Since the 1960s, there has been a dramatic growth of interest in the Scottish Enlightenment, a field that had previously been barely acknowledged. As historians explored the Scottish dimension of Adam Smith and David Hume, they soon elevated their contemporaries such as Adam Ferguson, William Robertson and Thomas Reid to the pantheon of Enlightenment thinkers. These interpretations are important in light of recent scholarship concerning the roles of ‘improvement’ during the Enlightenment, since the study of sociability and cosmopolitanism fits well within this growing field.
Drawing upon his work on the Scottish Enlightenment, John Robertson argues that due to the political loss of independence caused by the 1707 Act of Union, Scottish thinkers sought to fashion a new sense of identity in the commercial field. Robertson identifies three related areas of inquiry as central to Enlightenment thought. According to this interpretation, Enlightenment explorations of human nature, political economy and the civilizing process ‘converged upon the concept of “sociability” … to establish the material and moral conditions and mechanisms of sociability, the better to clear the path for human betterment, and to assess the prospects of its realization’.12
Robertson’s argument for a reassessment of the content of Enlightenment thought stresses that this cosmopolitan aspiration and commitment to the goal of improving the lives of humans ran across national borders and confessional divides. By highlighting how these strands of thought combined in the notion of sociability, Robertson shows areas of commonality between earlier studies of the ‘high’ Enlightenment and more recent studies of ‘Grub Street’ removed from the airy realms of philosophy. This emphasis on the notion of sociability also provides an important vantage point from which to view the social and political dimensions of the Enlightenment. Furthermore, the study of sociability has not been limited to Scotland.13 In his study of French thought, Daniel Gordon suggests that the concept of sociability provided a way for individuals living in absolutist states to address changes in the public sphere, particularly in a context where power and authority was strictly rationed. For Gordon, the related ideas of sociability and cosmopolitanism act as ‘tools’ to study the institutional dynamics of absolutist monarchies. Gordon distinguishes between advocates of a ‘latent’ (or ‘innate’) form of sociability and those who argued that social relations were the result of rational consideration of natural laws. In both cases, Gordon contends that during this period the study of ‘society’ came to occupy a privileged place among French and Scottish thinkers.14
In addition to these reassessments of the content of the Enlightenment, some historians followed the path of Franco Venturi and examined how Enlightenment thought developed within a variety of national contexts. In his influential study, Venturi argued that, ‘the Enlightenment was born and organized in those places where the contact between a backward world and a modern one was chronologically more abrupt and geographically closer’.15 This stance formed the foundation of an important collection of essays edited by Roy Porter and Mikulas Teich that helped to spark interest in oft-overlooked national traditions of thought. This collection of essays played a key role in undermining the notion of a unitary ‘Enlightenment’, in favor of a number a distinct ‘Enlightenments’. This volume was predicated upon a desire to address the ‘geographical, social and political location’ of Enlightenment thought, thus highlighting the need for scholars to consider how various national traditions fit within this movement.16 The essays included by Porter and Teich accepted a ‘certain common identity in the Enlightenment’, primarily associated with the social history of culture, but located these issues within thirteen national contexts. Collectively these pieces provide a broader sense of the ways Enlightenment thought was deployed during this period, but the nations chosen for inclusion are predominantly located in western or central Europe and thus fail to address the intellectual fervor on the ‘fringes’ of Europe, much less the Atlantic world.17 Additionally, the broad nature of these essays results in a correspondingly disjointed analysis that often neglects to identify particular ideas (such as sociability and cosmopolitanism) whose influence crossed national borders and could thematically unify these otherwise excellent contributions.

### Data
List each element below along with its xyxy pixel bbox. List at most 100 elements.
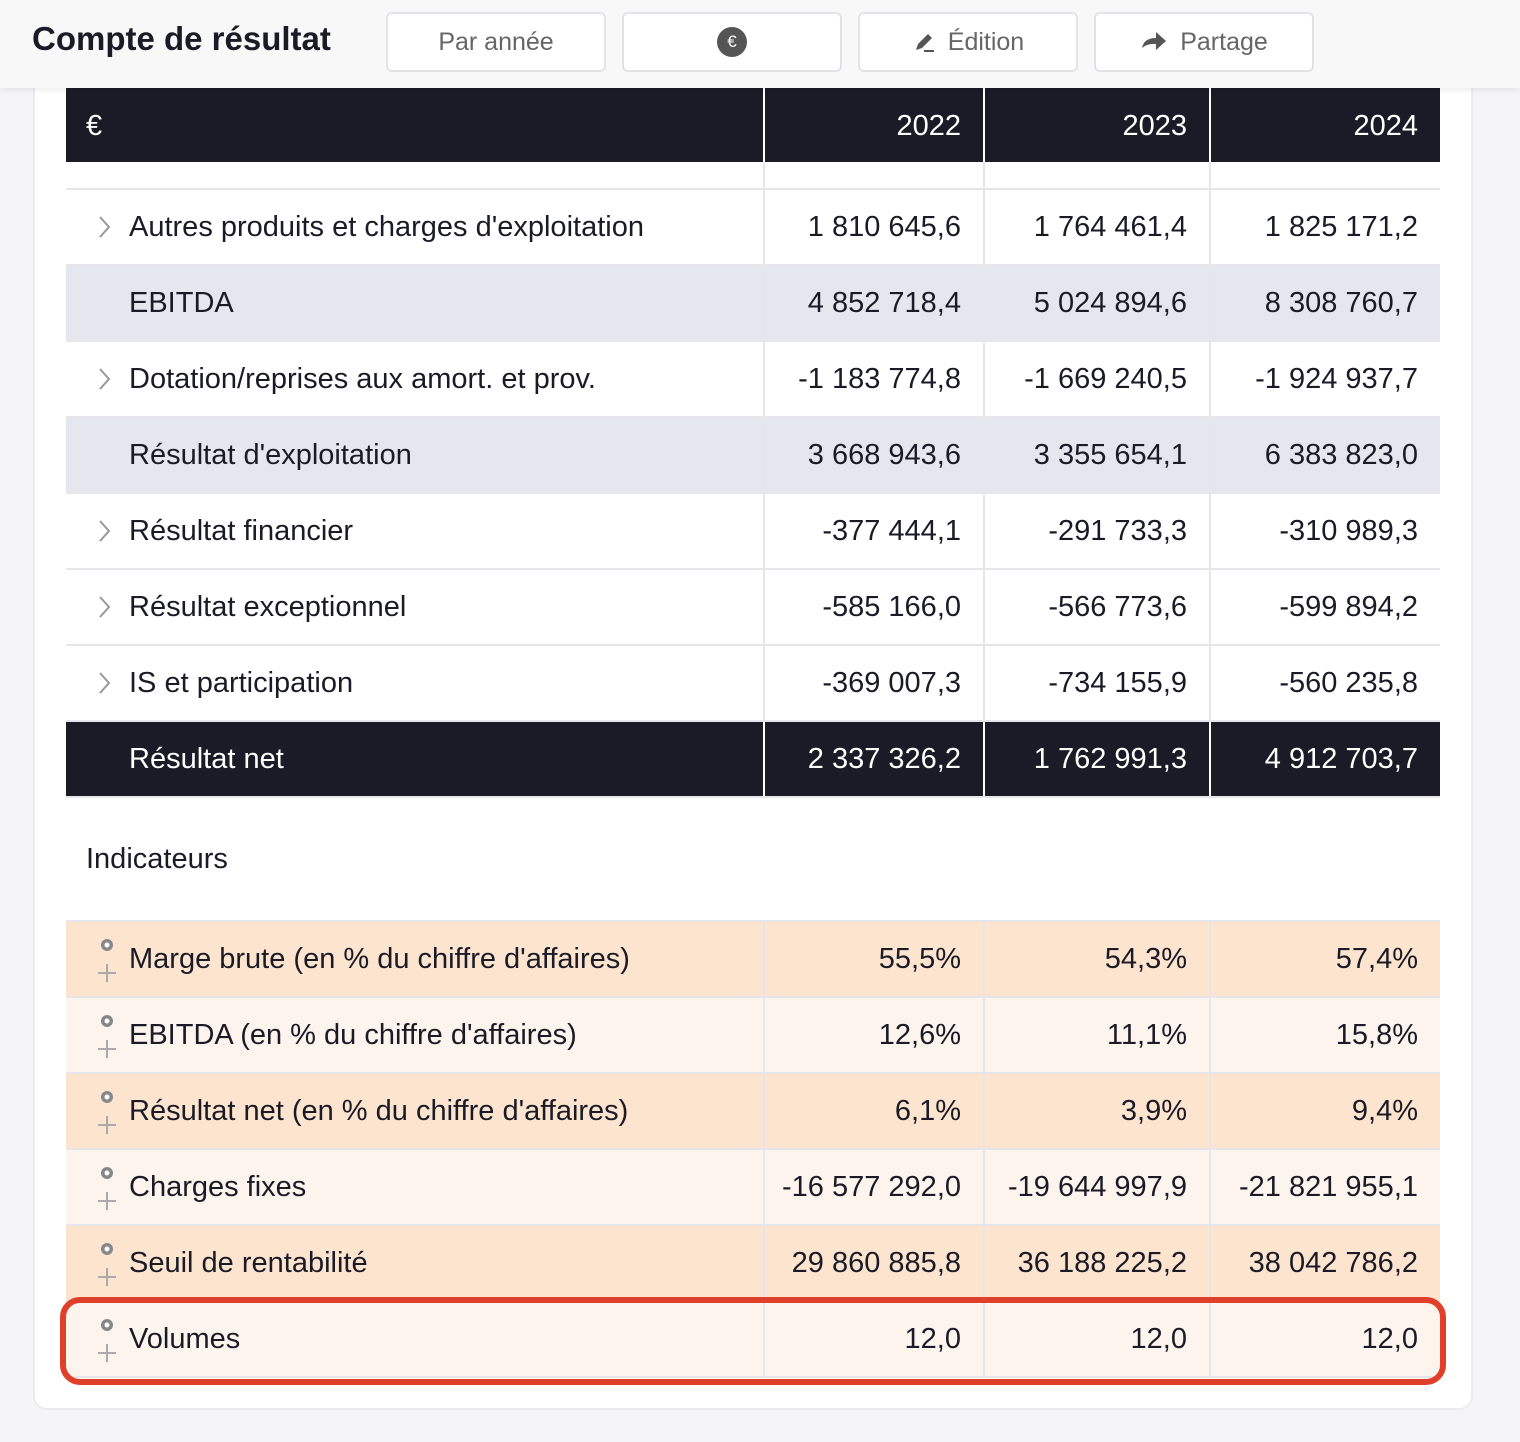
- expand-chevron[interactable]: [96, 518, 112, 552]
- value-cell: -377 444,1: [765, 494, 985, 568]
- row-label: Autres produits et charges d'exploitatio…: [66, 190, 765, 264]
- expand-chevron[interactable]: [96, 594, 112, 628]
- section-title: Indicateurs: [86, 842, 228, 875]
- value-cell: -1 669 240,5: [985, 342, 1211, 416]
- value-cell: -566 773,6: [985, 570, 1211, 644]
- row-label: IS et participation: [66, 646, 765, 720]
- label-text: Charges fixes: [129, 1170, 307, 1203]
- value-cell: 3 668 943,6: [765, 418, 985, 492]
- value-cell: 36 188 225,2: [985, 1226, 1211, 1300]
- indicator-row: Volumes 12,0 12,0 12,0: [66, 1302, 1440, 1378]
- table-row: EBITDA 4 852 718,4 5 024 894,6 8 308 760,7: [66, 266, 1440, 342]
- page-title: Compte de résultat: [32, 20, 331, 57]
- value-cell: 12,0: [985, 1302, 1211, 1376]
- share-button[interactable]: Partage: [1094, 12, 1314, 72]
- value-cell: 12,6%: [765, 998, 985, 1072]
- value-cell: 1 764 461,4: [985, 190, 1211, 264]
- expand-chevron[interactable]: [96, 366, 112, 400]
- value-cell: -310 989,3: [1279, 514, 1418, 547]
- table-row: Résultat net 2 337 326,2 1 762 991,3 4 912 …: [66, 722, 1440, 798]
- header-cell: 2023: [985, 88, 1211, 164]
- table-row: IS et participation -369 007,3 -734 155,9 -…: [66, 646, 1440, 722]
- value-cell: 29 860 885,8: [765, 1226, 985, 1300]
- value-cell: -599 894,2: [1279, 590, 1418, 623]
- value-cell: 1 825 171,2: [1264, 210, 1418, 243]
- button-label: Édition: [947, 27, 1025, 56]
- row-label: Volumes: [66, 1302, 765, 1376]
- header-cell: 2022: [765, 88, 985, 164]
- value-cell: 1 762 991,3: [985, 722, 1211, 796]
- top-bar: Compte de résultat Par année € Édition P…: [0, 0, 1520, 88]
- value-cell: 3,9%: [985, 1074, 1211, 1148]
- value-cell: -16 577 292,0: [765, 1150, 985, 1224]
- label-text: EBITDA: [129, 286, 234, 319]
- row-tools: [96, 1240, 118, 1298]
- label-text: Résultat financier: [129, 514, 354, 547]
- value-cell: 55,5%: [765, 922, 985, 996]
- indicator-row: EBITDA (en % du chiffre d'affaires) 12,6%…: [66, 998, 1440, 1074]
- label-text: Seuil de rentabilité: [129, 1246, 368, 1279]
- button-label: Par année: [438, 27, 554, 56]
- indicator-row: Charges fixes -16 577 292,0 -19 644 997,9-…: [66, 1150, 1440, 1226]
- expand-chevron[interactable]: [96, 214, 112, 248]
- label-text: Résultat exceptionnel: [129, 590, 407, 623]
- clipped-row: [66, 162, 1440, 190]
- value-cell: -369 007,3: [765, 646, 985, 720]
- value-cell: 8 308 760,7: [1264, 286, 1418, 319]
- value-cell: 15,8%: [1335, 1018, 1418, 1051]
- row-label: [66, 162, 765, 188]
- label-text: Résultat d'exploitation: [129, 438, 412, 471]
- value-cell: 6,1%: [765, 1074, 985, 1148]
- value-cell: 3 355 654,1: [985, 418, 1211, 492]
- row-tools: [96, 1012, 118, 1070]
- row-tools: [96, 1316, 118, 1374]
- row-label: Résultat financier: [66, 494, 765, 568]
- value-cell: [1211, 162, 1440, 188]
- value-cell: 2 337 326,2: [765, 722, 985, 796]
- value-cell: 11,1%: [985, 998, 1211, 1072]
- row-label: Charges fixes: [66, 1150, 765, 1224]
- row-label: Résultat exceptionnel: [66, 570, 765, 644]
- value-cell: -1 183 774,8: [765, 342, 985, 416]
- value-cell: [985, 162, 1211, 188]
- row-label: Résultat d'exploitation: [66, 418, 765, 492]
- highlight-box: [60, 1297, 1446, 1385]
- label-text: EBITDA (en % du chiffre d'affaires): [129, 1018, 577, 1051]
- edit-button[interactable]: Édition: [858, 12, 1078, 72]
- currency-button[interactable]: €: [622, 12, 842, 72]
- row-label: Résultat net: [66, 722, 765, 796]
- label-text: Résultat net (en % du chiffre d'affaires…: [129, 1094, 629, 1127]
- row-label: EBITDA: [66, 266, 765, 340]
- row-label: Seuil de rentabilité: [66, 1226, 765, 1300]
- value-cell: -734 155,9: [985, 646, 1211, 720]
- row-label: Marge brute (en % du chiffre d'affaires): [66, 922, 765, 996]
- row-tools: [96, 936, 118, 994]
- value-cell: 12,0: [765, 1302, 985, 1376]
- label-text: IS et participation: [129, 666, 354, 699]
- table-row: Résultat financier -377 444,1 -291 733,3 -3…: [66, 494, 1440, 570]
- value-cell: 57,4%: [1335, 942, 1418, 975]
- expand-chevron[interactable]: [96, 670, 112, 704]
- label-text: Résultat net: [129, 742, 284, 775]
- indicator-row: Seuil de rentabilité 29 860 885,8 36 188 2…: [66, 1226, 1440, 1302]
- row-label: Dotation/reprises aux amort. et prov.: [66, 342, 765, 416]
- share-icon: [1142, 32, 1167, 50]
- edit-icon: [915, 34, 934, 52]
- row-label: Résultat net (en % du chiffre d'affaires…: [66, 1074, 765, 1148]
- label-text: Autres produits et charges d'exploitatio…: [129, 210, 644, 243]
- row-tools: [96, 1088, 118, 1146]
- indicator-row: Marge brute (en % du chiffre d'affaires)…: [66, 922, 1440, 998]
- value-cell: 5 024 894,6: [985, 266, 1211, 340]
- value-cell: -21 821 955,1: [1239, 1170, 1418, 1203]
- value-cell: 54,3%: [985, 922, 1211, 996]
- header-cell: €: [66, 88, 765, 164]
- label-text: Marge brute (en % du chiffre d'affaires): [129, 942, 630, 975]
- indicators-header: Indicateurs: [66, 798, 1440, 922]
- indicator-row: Résultat net (en % du chiffre d'affaires…: [66, 1074, 1440, 1150]
- value-cell: [765, 162, 985, 188]
- header-row: €2022 2023 2024: [66, 88, 1440, 164]
- period-button[interactable]: Par année: [386, 12, 606, 72]
- value-cell: 38 042 786,2: [1248, 1246, 1418, 1279]
- header-cell: 2024: [1353, 109, 1418, 142]
- value-cell: 6 383 823,0: [1264, 438, 1418, 471]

### Problems to solve
A) In the passage on Enlightenment historiography, how many national contexts did the essays collected by Porter and Teich cover?
B) Repeat the passage on Enlightenment historiography from "Since the 1960s, there" up to and including "this growing field.".
C) Carry on the passage on Enlightenment historiography from the point where it stops.
The records have no part in any of this.

### Results for the exercise
A) Thirteen.

B)
Since the 1960s, there has been a dramatic growth of interest in the Scottish Enlightenment, a field that had previously been barely acknowledged. As historians explored the Scottish dimension of Adam Smith and David Hume, they soon elevated their contemporaries such as Adam Ferguson, William Robertson and Thomas Reid to the pantheon of Enlightenment thinkers. These interpretations are important in light of recent scholarship concerning the roles of ‘improvement’ during the Enlightenment, since the study of sociability and cosmopolitanism fits well within this growing field.

C)
Considerations of Enlightenment thought outside the traditional core countries has also been the subject of a collection edited by Richard Butterwick, Simon Davies and Gabriel Espinosa entitled Peripheries of the Enlightenment. This collection of essays explores how the Enlightenment was perceived and interpreted in a variety of national contexts away from its supposed epicentre of France. By incorporating recent scholarship on the Enlightenment, this volume represents an important addition to Porter and Teich’s work. Still, while these contributions help illuminate the variety of thought in circulation during the Enlightenment, their topics remain heavily indebted to the traditional Francophilia that has often characterized intellectual histories of this era. Of the thirteen essays included in this text, eight of them focus on French, English or German developments, thus belying its editors’ claim to represent the ‘peripheries’ of the Enlightenment.18 While these essays include keen insights into the nature of Enlightenment across national borders, no broader themes are used to unite these otherwise disparate analyses and consequently the volume lacks a greater sense of coherence.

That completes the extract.